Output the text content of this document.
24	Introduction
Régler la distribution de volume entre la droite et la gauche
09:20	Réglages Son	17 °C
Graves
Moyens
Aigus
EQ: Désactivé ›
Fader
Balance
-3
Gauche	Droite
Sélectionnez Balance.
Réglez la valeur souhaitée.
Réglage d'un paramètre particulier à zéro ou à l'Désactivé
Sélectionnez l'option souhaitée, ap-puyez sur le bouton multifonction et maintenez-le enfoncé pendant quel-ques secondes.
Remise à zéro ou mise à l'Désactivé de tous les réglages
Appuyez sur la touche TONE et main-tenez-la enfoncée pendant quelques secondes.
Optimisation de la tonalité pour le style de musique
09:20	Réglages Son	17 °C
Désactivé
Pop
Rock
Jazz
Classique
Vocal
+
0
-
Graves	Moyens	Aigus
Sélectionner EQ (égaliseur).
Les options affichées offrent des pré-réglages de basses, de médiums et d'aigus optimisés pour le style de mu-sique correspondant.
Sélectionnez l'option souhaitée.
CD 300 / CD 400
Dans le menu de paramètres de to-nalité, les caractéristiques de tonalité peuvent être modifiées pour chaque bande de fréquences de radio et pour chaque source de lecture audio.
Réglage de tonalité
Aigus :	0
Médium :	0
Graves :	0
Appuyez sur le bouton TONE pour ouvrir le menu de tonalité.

Task prompt -> Reproduce each line of the material above precisely.

Finished task ->
Output the text content of this document.
24	Introduction
Régler la distribution de volume entre la droite et la gauche
09:20	Réglages Son	17 °C
Graves
Moyens
Aigus
EQ: Désactivé ›
Fader
Balance
-3
Gauche	Droite
Sélectionnez Balance.
Réglez la valeur souhaitée.
Réglage d'un paramètre particulier à zéro ou à l'Désactivé
Sélectionnez l'option souhaitée, ap-puyez sur le bouton multifonction et maintenez-le enfoncé pendant quel-ques secondes.
Remise à zéro ou mise à l'Désactivé de tous les réglages
Appuyez sur la touche TONE et main-tenez-la enfoncée pendant quelques secondes.
Optimisation de la tonalité pour le style de musique
09:20	Réglages Son	17 °C
Désactivé
Pop
Rock
Jazz
Classique
Vocal
+
0
-
Graves	Moyens	Aigus
Sélectionner EQ (égaliseur).
Les options affichées offrent des pré-réglages de basses, de médiums et d'aigus optimisés pour le style de mu-sique correspondant.
Sélectionnez l'option souhaitée.
CD 300 / CD 400
Dans le menu de paramètres de to-nalité, les caractéristiques de tonalité peuvent être modifiées pour chaque bande de fréquences de radio et pour chaque source de lecture audio.
Réglage de tonalité
Aigus :	0
Médium :	0
Graves :	0
Appuyez sur le bouton TONE pour ouvrir le menu de tonalité.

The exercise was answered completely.